#### Rows ####
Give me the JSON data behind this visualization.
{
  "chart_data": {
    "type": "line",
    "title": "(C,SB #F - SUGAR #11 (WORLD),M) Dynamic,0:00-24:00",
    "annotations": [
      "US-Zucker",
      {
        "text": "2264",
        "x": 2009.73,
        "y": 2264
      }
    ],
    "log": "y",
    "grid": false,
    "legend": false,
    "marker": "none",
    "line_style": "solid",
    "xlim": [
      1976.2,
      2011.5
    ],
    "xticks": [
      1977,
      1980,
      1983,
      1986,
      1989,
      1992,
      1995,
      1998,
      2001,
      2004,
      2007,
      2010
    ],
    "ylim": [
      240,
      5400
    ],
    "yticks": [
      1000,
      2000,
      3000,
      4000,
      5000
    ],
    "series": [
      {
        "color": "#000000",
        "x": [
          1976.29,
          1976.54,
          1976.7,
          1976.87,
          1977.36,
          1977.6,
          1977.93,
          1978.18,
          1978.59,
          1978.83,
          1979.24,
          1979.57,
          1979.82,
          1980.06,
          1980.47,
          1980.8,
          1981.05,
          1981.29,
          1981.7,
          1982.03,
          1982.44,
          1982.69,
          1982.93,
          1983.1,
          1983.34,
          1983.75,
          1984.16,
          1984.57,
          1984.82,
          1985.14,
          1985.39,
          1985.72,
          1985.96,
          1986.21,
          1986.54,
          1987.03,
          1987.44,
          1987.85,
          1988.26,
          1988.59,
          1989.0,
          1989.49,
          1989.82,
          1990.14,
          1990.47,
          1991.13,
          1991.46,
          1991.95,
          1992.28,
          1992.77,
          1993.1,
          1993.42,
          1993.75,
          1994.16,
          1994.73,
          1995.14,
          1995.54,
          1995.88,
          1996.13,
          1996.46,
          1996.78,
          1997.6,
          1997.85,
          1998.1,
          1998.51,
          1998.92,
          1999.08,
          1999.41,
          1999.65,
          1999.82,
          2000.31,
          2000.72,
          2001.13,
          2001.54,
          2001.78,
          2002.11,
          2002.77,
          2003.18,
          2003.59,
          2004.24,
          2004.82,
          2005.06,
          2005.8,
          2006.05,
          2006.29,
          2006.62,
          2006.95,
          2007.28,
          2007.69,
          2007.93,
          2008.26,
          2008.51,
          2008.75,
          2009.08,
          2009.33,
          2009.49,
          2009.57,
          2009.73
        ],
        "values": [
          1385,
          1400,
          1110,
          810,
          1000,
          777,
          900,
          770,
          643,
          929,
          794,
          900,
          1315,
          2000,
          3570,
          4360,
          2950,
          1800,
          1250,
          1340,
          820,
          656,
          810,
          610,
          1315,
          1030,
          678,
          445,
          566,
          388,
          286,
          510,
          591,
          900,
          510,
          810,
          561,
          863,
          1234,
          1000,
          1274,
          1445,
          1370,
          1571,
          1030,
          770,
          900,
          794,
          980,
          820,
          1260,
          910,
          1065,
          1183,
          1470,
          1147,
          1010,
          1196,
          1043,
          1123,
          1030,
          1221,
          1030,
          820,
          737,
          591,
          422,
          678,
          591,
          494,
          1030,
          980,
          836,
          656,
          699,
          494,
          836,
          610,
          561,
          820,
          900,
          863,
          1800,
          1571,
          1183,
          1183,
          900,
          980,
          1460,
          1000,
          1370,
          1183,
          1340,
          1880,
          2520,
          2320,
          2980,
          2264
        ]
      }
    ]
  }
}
####
#### Rows ####
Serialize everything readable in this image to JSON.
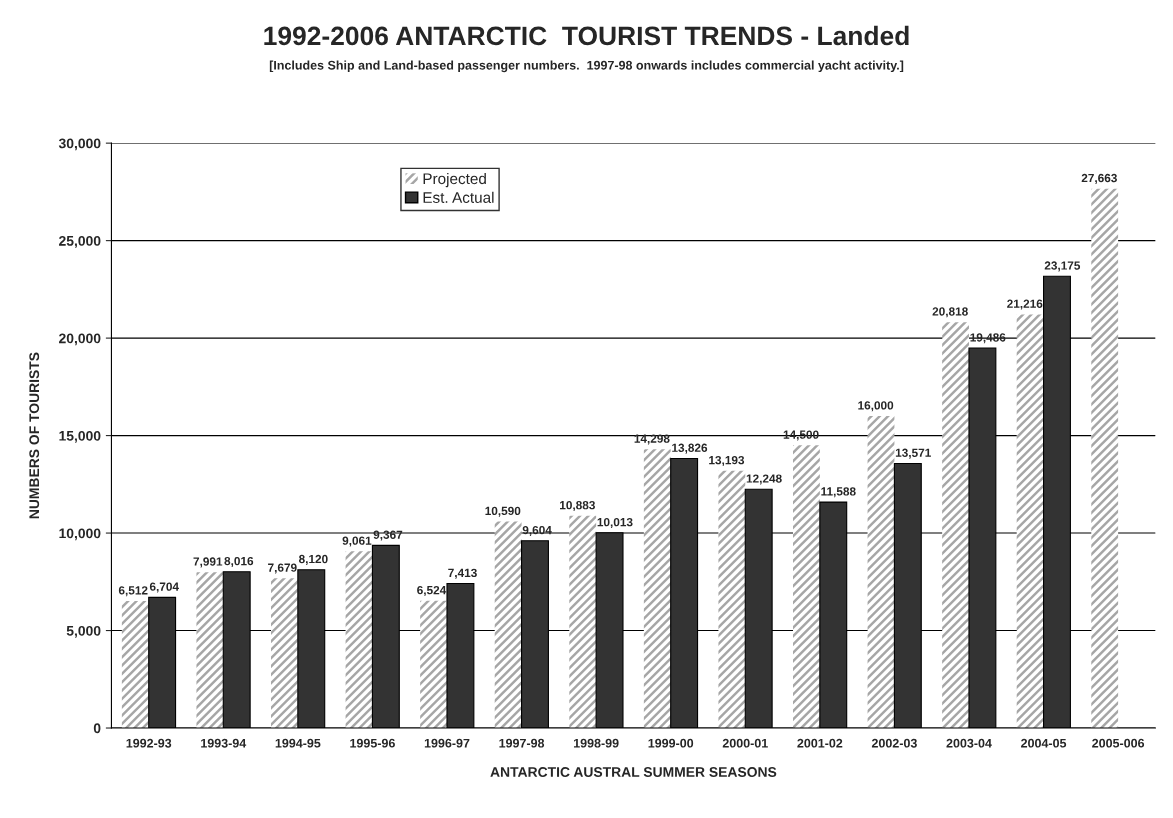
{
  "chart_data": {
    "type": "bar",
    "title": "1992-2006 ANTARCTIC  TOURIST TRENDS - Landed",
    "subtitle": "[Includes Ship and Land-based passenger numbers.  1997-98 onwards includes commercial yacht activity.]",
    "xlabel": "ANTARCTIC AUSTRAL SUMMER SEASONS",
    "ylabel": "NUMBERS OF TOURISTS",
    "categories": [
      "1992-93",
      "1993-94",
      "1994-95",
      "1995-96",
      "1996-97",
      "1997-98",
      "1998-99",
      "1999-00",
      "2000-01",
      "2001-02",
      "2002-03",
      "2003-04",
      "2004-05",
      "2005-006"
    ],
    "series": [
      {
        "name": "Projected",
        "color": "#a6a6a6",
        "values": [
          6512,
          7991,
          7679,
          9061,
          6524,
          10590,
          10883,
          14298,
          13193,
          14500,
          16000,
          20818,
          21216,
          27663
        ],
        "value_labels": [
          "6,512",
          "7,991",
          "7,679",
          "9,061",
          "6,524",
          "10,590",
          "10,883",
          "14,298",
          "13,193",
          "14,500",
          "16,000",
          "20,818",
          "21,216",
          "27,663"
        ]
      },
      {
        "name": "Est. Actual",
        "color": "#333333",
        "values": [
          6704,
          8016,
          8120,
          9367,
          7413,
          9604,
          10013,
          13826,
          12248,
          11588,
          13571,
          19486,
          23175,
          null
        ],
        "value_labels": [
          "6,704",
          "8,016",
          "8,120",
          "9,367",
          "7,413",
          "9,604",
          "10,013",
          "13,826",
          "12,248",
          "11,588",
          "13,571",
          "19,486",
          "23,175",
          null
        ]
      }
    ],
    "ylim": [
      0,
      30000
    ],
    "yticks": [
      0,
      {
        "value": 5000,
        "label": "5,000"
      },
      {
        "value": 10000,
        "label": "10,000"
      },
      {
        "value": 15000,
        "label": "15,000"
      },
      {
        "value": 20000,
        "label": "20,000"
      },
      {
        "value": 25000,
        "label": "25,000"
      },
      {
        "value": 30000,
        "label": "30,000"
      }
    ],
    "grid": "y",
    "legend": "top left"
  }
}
####
▶ **Stated exercise**: In the records above, locate each line with the word "color". Copy all such lines.

▶ **Result for this exercise**:
        "color": "#000000",
        "color": "#a6a6a6",
        "color": "#333333",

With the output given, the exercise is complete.